Excerpt from a dataset:

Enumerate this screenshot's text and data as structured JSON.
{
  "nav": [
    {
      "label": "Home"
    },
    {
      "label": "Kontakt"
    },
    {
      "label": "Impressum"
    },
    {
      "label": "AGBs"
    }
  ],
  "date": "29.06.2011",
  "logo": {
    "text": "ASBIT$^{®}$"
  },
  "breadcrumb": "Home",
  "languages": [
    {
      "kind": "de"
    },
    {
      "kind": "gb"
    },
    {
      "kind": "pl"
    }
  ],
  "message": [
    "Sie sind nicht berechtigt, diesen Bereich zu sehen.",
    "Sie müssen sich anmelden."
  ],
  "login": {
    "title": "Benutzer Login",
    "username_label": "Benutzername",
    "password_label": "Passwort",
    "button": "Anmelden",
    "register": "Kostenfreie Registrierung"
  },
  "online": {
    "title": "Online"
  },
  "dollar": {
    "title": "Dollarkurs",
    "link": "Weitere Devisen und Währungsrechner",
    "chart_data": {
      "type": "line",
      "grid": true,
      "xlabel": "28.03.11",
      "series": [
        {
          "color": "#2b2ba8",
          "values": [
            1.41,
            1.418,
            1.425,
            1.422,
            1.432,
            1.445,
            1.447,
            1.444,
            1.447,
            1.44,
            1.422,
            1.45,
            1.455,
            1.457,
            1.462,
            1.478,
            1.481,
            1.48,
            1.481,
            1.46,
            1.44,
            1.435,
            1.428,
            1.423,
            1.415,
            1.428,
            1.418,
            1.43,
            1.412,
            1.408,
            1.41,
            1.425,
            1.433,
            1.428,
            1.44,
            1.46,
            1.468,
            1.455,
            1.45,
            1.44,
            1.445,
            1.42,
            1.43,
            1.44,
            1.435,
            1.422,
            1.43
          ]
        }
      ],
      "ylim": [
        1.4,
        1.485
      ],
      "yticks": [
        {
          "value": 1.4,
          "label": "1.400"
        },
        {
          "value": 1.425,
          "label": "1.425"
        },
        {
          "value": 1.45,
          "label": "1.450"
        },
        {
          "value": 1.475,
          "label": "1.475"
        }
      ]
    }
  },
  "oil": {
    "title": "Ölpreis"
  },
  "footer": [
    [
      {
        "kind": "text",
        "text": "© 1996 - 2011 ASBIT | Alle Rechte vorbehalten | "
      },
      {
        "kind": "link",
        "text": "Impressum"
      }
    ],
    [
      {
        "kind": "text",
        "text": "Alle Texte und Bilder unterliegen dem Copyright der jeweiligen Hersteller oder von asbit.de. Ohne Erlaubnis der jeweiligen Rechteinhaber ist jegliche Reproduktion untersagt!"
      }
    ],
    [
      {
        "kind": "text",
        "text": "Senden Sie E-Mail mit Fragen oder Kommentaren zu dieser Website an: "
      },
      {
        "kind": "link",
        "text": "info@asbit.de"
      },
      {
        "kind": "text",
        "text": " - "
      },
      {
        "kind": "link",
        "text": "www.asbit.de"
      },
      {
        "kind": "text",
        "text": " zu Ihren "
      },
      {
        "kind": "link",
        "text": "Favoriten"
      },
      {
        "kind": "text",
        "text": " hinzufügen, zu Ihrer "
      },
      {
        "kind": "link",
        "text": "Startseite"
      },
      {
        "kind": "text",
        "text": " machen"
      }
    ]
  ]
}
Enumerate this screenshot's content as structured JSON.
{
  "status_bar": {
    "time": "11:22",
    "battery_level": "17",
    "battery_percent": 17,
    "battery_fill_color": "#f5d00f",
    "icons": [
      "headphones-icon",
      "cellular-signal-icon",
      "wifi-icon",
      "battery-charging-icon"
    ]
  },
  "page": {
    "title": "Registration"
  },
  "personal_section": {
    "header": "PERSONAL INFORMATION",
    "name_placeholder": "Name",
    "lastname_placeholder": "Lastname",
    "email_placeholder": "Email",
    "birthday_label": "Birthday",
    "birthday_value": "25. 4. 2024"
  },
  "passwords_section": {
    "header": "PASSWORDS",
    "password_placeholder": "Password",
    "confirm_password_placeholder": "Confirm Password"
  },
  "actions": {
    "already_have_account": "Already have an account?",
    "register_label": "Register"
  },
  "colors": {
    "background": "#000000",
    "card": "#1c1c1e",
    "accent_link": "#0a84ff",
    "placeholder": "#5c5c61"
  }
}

#### [WORK REQUIRED]
Restate each entry exactly, skipping none.

#### [WORKED ANSWER]
Enumerate this screenshot's text and data as structured JSON.
{
  "nav": [
    {
      "label": "Home"
    },
    {
      "label": "Kontakt"
    },
    {
      "label": "Impressum"
    },
    {
      "label": "AGBs"
    }
  ],
  "date": "29.06.2011",
  "logo": {
    "text": "ASBIT$^{®}$"
  },
  "breadcrumb": "Home",
  "languages": [
    {
      "kind": "de"
    },
    {
      "kind": "gb"
    },
    {
      "kind": "pl"
    }
  ],
  "message": [
    "Sie sind nicht berechtigt, diesen Bereich zu sehen.",
    "Sie müssen sich anmelden."
  ],
  "login": {
    "title": "Benutzer Login",
    "username_label": "Benutzername",
    "password_label": "Passwort",
    "button": "Anmelden",
    "register": "Kostenfreie Registrierung"
  },
  "online": {
    "title": "Online"
  },
  "dollar": {
    "title": "Dollarkurs",
    "link": "Weitere Devisen und Währungsrechner",
    "chart_data": {
      "type": "line",
      "grid": true,
      "xlabel": "28.03.11",
      "series": [
        {
          "color": "#2b2ba8",
          "values": [
            1.41,
            1.418,
            1.425,
            1.422,
            1.432,
            1.445,
            1.447,
            1.444,
            1.447,
            1.44,
            1.422,
            1.45,
            1.455,
            1.457,
            1.462,
            1.478,
            1.481,
            1.48,
            1.481,
            1.46,
            1.44,
            1.435,
            1.428,
            1.423,
            1.415,
            1.428,
            1.418,
            1.43,
            1.412,
            1.408,
            1.41,
            1.425,
            1.433,
            1.428,
            1.44,
            1.46,
            1.468,
            1.455,
            1.45,
            1.44,
            1.445,
            1.42,
            1.43,
            1.44,
            1.435,
            1.422,
            1.43
          ]
        }
      ],
      "ylim": [
        1.4,
        1.485
      ],
      "yticks": [
        {
          "value": 1.4,
          "label": "1.400"
        },
        {
          "value": 1.425,
          "label": "1.425"
        },
        {
          "value": 1.45,
          "label": "1.450"
        },
        {
          "value": 1.475,
          "label": "1.475"
        }
      ]
    }
  },
  "oil": {
    "title": "Ölpreis"
  },
  "footer": [
    [
      {
        "kind": "text",
        "text": "© 1996 - 2011 ASBIT | Alle Rechte vorbehalten | "
      },
      {
        "kind": "link",
        "text": "Impressum"
      }
    ],
    [
      {
        "kind": "text",
        "text": "Alle Texte und Bilder unterliegen dem Copyright der jeweiligen Hersteller oder von asbit.de. Ohne Erlaubnis der jeweiligen Rechteinhaber ist jegliche Reproduktion untersagt!"
      }
    ],
    [
      {
        "kind": "text",
        "text": "Senden Sie E-Mail mit Fragen oder Kommentaren zu dieser Website an: "
      },
      {
        "kind": "link",
        "text": "info@asbit.de"
      },
      {
        "kind": "text",
        "text": " - "
      },
      {
        "kind": "link",
        "text": "www.asbit.de"
      },
      {
        "kind": "text",
        "text": " zu Ihren "
      },
      {
        "kind": "link",
        "text": "Favoriten"
      },
      {
        "kind": "text",
        "text": " hinzufügen, zu Ihrer "
      },
      {
        "kind": "link",
        "text": "Startseite"
      },
      {
        "kind": "text",
        "text": " machen"
      }
    ]
  ]
}
Enumerate this screenshot's content as structured JSON.
{
  "status_bar": {
    "time": "11:22",
    "battery_level": "17",
    "battery_percent": 17,
    "battery_fill_color": "#f5d00f",
    "icons": [
      "headphones-icon",
      "cellular-signal-icon",
      "wifi-icon",
      "battery-charging-icon"
    ]
  },
  "page": {
    "title": "Registration"
  },
  "personal_section": {
    "header": "PERSONAL INFORMATION",
    "name_placeholder": "Name",
    "lastname_placeholder": "Lastname",
    "email_placeholder": "Email",
    "birthday_label": "Birthday",
    "birthday_value": "25. 4. 2024"
  },
  "passwords_section": {
    "header": "PASSWORDS",
    "password_placeholder": "Password",
    "confirm_password_placeholder": "Confirm Password"
  },
  "actions": {
    "already_have_account": "Already have an account?",
    "register_label": "Register"
  },
  "colors": {
    "background": "#000000",
    "card": "#1c1c1e",
    "accent_link": "#0a84ff",
    "placeholder": "#5c5c61"
  }
}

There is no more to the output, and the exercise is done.